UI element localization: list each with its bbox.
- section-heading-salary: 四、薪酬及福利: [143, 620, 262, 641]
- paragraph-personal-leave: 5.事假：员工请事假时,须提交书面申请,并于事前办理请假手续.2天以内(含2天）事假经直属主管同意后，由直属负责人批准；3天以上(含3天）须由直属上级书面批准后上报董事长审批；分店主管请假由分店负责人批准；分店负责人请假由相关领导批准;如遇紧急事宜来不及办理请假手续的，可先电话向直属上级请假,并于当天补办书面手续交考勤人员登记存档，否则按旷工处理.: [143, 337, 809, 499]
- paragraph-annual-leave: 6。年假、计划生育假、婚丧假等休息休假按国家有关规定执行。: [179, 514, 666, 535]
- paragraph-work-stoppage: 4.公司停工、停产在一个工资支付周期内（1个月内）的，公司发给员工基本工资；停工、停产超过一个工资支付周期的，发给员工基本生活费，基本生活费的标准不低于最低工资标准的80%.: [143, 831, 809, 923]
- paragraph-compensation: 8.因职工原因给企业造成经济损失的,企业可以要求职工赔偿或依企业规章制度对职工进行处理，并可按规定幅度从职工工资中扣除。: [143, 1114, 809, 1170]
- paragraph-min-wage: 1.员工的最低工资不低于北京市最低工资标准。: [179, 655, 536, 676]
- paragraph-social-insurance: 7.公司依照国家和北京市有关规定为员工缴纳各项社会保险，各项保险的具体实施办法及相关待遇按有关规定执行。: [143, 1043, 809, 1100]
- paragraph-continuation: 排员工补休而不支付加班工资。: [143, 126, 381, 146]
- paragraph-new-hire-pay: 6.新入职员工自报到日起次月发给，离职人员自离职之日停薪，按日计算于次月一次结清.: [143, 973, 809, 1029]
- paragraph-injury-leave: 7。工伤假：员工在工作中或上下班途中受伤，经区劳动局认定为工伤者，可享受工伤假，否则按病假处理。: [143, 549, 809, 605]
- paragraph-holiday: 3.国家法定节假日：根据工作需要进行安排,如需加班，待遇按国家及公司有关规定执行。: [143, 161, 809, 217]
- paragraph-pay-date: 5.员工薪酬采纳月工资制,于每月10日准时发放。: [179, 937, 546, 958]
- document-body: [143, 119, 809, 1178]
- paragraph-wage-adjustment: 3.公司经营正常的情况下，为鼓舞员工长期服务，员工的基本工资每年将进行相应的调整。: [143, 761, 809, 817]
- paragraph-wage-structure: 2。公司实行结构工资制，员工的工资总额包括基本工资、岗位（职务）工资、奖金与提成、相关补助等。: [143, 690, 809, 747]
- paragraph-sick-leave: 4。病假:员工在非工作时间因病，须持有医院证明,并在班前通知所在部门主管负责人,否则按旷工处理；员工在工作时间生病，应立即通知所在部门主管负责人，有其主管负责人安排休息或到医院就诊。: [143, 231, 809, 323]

» **Exercise task**
Reproduce every line of the records above word for word, with nothing added, dropped, or reordered.

» **Answer**
UI element localization: list each with its bbox.
- section-heading-salary: 四、薪酬及福利: [143, 620, 262, 641]
- paragraph-personal-leave: 5.事假：员工请事假时,须提交书面申请,并于事前办理请假手续.2天以内(含2天）事假经直属主管同意后，由直属负责人批准；3天以上(含3天）须由直属上级书面批准后上报董事长审批；分店主管请假由分店负责人批准；分店负责人请假由相关领导批准;如遇紧急事宜来不及办理请假手续的，可先电话向直属上级请假,并于当天补办书面手续交考勤人员登记存档，否则按旷工处理.: [143, 337, 809, 499]
- paragraph-annual-leave: 6。年假、计划生育假、婚丧假等休息休假按国家有关规定执行。: [179, 514, 666, 535]
- paragraph-work-stoppage: 4.公司停工、停产在一个工资支付周期内（1个月内）的，公司发给员工基本工资；停工、停产超过一个工资支付周期的，发给员工基本生活费，基本生活费的标准不低于最低工资标准的80%.: [143, 831, 809, 923]
- paragraph-compensation: 8.因职工原因给企业造成经济损失的,企业可以要求职工赔偿或依企业规章制度对职工进行处理，并可按规定幅度从职工工资中扣除。: [143, 1114, 809, 1170]
- paragraph-min-wage: 1.员工的最低工资不低于北京市最低工资标准。: [179, 655, 536, 676]
- paragraph-social-insurance: 7.公司依照国家和北京市有关规定为员工缴纳各项社会保险，各项保险的具体实施办法及相关待遇按有关规定执行。: [143, 1043, 809, 1100]
- paragraph-continuation: 排员工补休而不支付加班工资。: [143, 126, 381, 146]
- paragraph-new-hire-pay: 6.新入职员工自报到日起次月发给，离职人员自离职之日停薪，按日计算于次月一次结清.: [143, 973, 809, 1029]
- paragraph-injury-leave: 7。工伤假：员工在工作中或上下班途中受伤，经区劳动局认定为工伤者，可享受工伤假，否则按病假处理。: [143, 549, 809, 605]
- paragraph-holiday: 3.国家法定节假日：根据工作需要进行安排,如需加班，待遇按国家及公司有关规定执行。: [143, 161, 809, 217]
- paragraph-pay-date: 5.员工薪酬采纳月工资制,于每月10日准时发放。: [179, 937, 546, 958]
- document-body: [143, 119, 809, 1178]
- paragraph-wage-adjustment: 3.公司经营正常的情况下，为鼓舞员工长期服务，员工的基本工资每年将进行相应的调整。: [143, 761, 809, 817]
- paragraph-wage-structure: 2。公司实行结构工资制，员工的工资总额包括基本工资、岗位（职务）工资、奖金与提成、相关补助等。: [143, 690, 809, 747]
- paragraph-sick-leave: 4。病假:员工在非工作时间因病，须持有医院证明,并在班前通知所在部门主管负责人,否则按旷工处理；员工在工作时间生病，应立即通知所在部门主管负责人，有其主管负责人安排休息或到医院就诊。: [143, 231, 809, 323]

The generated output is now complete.